◆ **Given request**
Copy each line of the data below word for word, with no changes.

◆ **Layout element entries**

──────

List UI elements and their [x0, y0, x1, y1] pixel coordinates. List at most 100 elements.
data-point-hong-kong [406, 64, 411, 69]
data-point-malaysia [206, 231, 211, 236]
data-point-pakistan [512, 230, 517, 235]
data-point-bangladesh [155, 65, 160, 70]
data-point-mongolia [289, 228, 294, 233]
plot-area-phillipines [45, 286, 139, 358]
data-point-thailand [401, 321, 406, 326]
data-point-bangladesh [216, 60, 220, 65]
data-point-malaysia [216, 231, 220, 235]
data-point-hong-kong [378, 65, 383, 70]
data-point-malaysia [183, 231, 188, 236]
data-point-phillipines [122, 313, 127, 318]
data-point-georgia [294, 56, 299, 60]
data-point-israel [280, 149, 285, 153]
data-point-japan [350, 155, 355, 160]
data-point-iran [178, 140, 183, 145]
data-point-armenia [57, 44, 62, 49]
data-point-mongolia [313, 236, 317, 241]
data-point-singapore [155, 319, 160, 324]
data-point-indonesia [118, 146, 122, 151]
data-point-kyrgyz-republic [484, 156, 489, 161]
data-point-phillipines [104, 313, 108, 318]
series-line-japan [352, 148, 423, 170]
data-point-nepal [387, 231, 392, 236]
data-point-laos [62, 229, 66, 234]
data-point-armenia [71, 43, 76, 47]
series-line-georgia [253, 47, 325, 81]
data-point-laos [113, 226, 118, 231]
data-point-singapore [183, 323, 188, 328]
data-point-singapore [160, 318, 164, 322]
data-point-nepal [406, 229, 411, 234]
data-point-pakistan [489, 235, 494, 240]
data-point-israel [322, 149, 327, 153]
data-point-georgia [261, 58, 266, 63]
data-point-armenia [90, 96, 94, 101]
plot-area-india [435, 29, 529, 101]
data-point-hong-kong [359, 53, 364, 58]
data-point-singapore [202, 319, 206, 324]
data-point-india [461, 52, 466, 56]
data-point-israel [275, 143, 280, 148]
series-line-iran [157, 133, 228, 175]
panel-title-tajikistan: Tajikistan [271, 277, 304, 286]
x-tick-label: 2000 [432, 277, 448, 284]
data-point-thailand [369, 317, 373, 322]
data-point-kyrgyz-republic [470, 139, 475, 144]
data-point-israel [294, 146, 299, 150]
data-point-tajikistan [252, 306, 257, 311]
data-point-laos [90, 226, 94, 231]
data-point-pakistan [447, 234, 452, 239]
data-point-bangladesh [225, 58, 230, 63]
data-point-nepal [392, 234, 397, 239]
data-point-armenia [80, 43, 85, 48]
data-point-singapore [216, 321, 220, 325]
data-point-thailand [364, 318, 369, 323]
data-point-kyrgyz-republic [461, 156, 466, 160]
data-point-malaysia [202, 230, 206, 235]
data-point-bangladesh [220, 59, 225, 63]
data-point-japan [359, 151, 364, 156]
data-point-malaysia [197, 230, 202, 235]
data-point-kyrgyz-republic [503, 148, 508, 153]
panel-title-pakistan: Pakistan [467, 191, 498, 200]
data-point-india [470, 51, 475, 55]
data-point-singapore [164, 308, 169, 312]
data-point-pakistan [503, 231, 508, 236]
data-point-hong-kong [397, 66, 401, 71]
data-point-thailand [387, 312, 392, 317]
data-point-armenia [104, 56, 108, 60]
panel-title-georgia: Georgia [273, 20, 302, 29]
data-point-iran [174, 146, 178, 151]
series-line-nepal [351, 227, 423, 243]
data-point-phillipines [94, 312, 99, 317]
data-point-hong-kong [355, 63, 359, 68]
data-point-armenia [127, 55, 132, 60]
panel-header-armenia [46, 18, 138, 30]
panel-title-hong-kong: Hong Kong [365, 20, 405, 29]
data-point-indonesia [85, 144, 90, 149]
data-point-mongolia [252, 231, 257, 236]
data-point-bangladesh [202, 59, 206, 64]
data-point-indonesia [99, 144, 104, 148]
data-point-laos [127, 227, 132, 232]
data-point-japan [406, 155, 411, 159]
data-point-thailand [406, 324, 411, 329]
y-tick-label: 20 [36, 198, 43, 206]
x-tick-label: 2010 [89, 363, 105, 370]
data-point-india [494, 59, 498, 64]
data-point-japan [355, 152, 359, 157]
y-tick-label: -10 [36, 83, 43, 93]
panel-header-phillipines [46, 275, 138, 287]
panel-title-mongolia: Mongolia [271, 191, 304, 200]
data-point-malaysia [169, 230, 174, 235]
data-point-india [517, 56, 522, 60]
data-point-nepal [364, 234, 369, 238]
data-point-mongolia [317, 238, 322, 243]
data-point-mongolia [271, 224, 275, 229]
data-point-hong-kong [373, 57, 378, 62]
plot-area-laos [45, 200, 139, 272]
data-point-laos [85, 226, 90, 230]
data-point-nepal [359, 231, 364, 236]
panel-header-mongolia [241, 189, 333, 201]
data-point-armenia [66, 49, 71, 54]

──────

◆ **Output**
List UI elements and their [x0, y0, x1, y1] pixel coordinates. List at most 100 elements.
data-point-hong-kong [406, 64, 411, 69]
data-point-malaysia [206, 231, 211, 236]
data-point-pakistan [512, 230, 517, 235]
data-point-bangladesh [155, 65, 160, 70]
data-point-mongolia [289, 228, 294, 233]
plot-area-phillipines [45, 286, 139, 358]
data-point-thailand [401, 321, 406, 326]
data-point-bangladesh [216, 60, 220, 65]
data-point-malaysia [216, 231, 220, 235]
data-point-hong-kong [378, 65, 383, 70]
data-point-malaysia [183, 231, 188, 236]
data-point-phillipines [122, 313, 127, 318]
data-point-georgia [294, 56, 299, 60]
data-point-israel [280, 149, 285, 153]
data-point-japan [350, 155, 355, 160]
data-point-iran [178, 140, 183, 145]
data-point-armenia [57, 44, 62, 49]
data-point-mongolia [313, 236, 317, 241]
data-point-singapore [155, 319, 160, 324]
data-point-indonesia [118, 146, 122, 151]
data-point-kyrgyz-republic [484, 156, 489, 161]
data-point-phillipines [104, 313, 108, 318]
series-line-japan [352, 148, 423, 170]
data-point-nepal [387, 231, 392, 236]
data-point-laos [62, 229, 66, 234]
data-point-armenia [71, 43, 76, 47]
series-line-georgia [253, 47, 325, 81]
data-point-laos [113, 226, 118, 231]
data-point-singapore [183, 323, 188, 328]
data-point-singapore [160, 318, 164, 322]
data-point-nepal [406, 229, 411, 234]
data-point-pakistan [489, 235, 494, 240]
data-point-israel [322, 149, 327, 153]
data-point-georgia [261, 58, 266, 63]
data-point-armenia [90, 96, 94, 101]
plot-area-india [435, 29, 529, 101]
data-point-hong-kong [359, 53, 364, 58]
data-point-singapore [202, 319, 206, 324]
data-point-india [461, 52, 466, 56]
data-point-israel [275, 143, 280, 148]
series-line-iran [157, 133, 228, 175]
panel-title-tajikistan: Tajikistan [271, 277, 304, 286]
x-tick-label: 2000 [432, 277, 448, 284]
data-point-thailand [369, 317, 373, 322]
data-point-kyrgyz-republic [470, 139, 475, 144]
data-point-israel [294, 146, 299, 150]
data-point-tajikistan [252, 306, 257, 311]
data-point-laos [90, 226, 94, 231]
data-point-pakistan [447, 234, 452, 239]
data-point-bangladesh [225, 58, 230, 63]
data-point-nepal [392, 234, 397, 239]
data-point-armenia [80, 43, 85, 48]
data-point-singapore [216, 321, 220, 325]
data-point-thailand [364, 318, 369, 323]
data-point-kyrgyz-republic [461, 156, 466, 160]
data-point-malaysia [202, 230, 206, 235]
data-point-bangladesh [220, 59, 225, 63]
data-point-japan [359, 151, 364, 156]
data-point-malaysia [197, 230, 202, 235]
data-point-kyrgyz-republic [503, 148, 508, 153]
panel-title-pakistan: Pakistan [467, 191, 498, 200]
data-point-india [470, 51, 475, 55]
data-point-singapore [164, 308, 169, 312]
data-point-pakistan [503, 231, 508, 236]
data-point-hong-kong [397, 66, 401, 71]
data-point-thailand [387, 312, 392, 317]
data-point-armenia [104, 56, 108, 60]
panel-title-georgia: Georgia [273, 20, 302, 29]
data-point-iran [174, 146, 178, 151]
series-line-nepal [351, 227, 423, 243]
data-point-phillipines [94, 312, 99, 317]
data-point-hong-kong [355, 63, 359, 68]
data-point-armenia [127, 55, 132, 60]
panel-header-armenia [46, 18, 138, 30]
panel-title-hong-kong: Hong Kong [365, 20, 405, 29]
data-point-indonesia [85, 144, 90, 149]
data-point-mongolia [252, 231, 257, 236]
data-point-bangladesh [202, 59, 206, 64]
data-point-indonesia [99, 144, 104, 148]
data-point-laos [127, 227, 132, 232]
data-point-japan [406, 155, 411, 159]
data-point-thailand [406, 324, 411, 329]
y-tick-label: 20 [36, 198, 43, 206]
x-tick-label: 2010 [89, 363, 105, 370]
data-point-india [494, 59, 498, 64]
data-point-japan [355, 152, 359, 157]
y-tick-label: -10 [36, 83, 43, 93]
panel-header-phillipines [46, 275, 138, 287]
panel-title-mongolia: Mongolia [271, 191, 304, 200]
data-point-malaysia [169, 230, 174, 235]
data-point-india [517, 56, 522, 60]
data-point-nepal [364, 234, 369, 238]
data-point-mongolia [317, 238, 322, 243]
data-point-mongolia [271, 224, 275, 229]
data-point-hong-kong [373, 57, 378, 62]
plot-area-laos [45, 200, 139, 272]
data-point-laos [85, 226, 90, 230]
data-point-nepal [359, 231, 364, 236]
panel-header-mongolia [241, 189, 333, 201]
data-point-armenia [66, 49, 71, 54]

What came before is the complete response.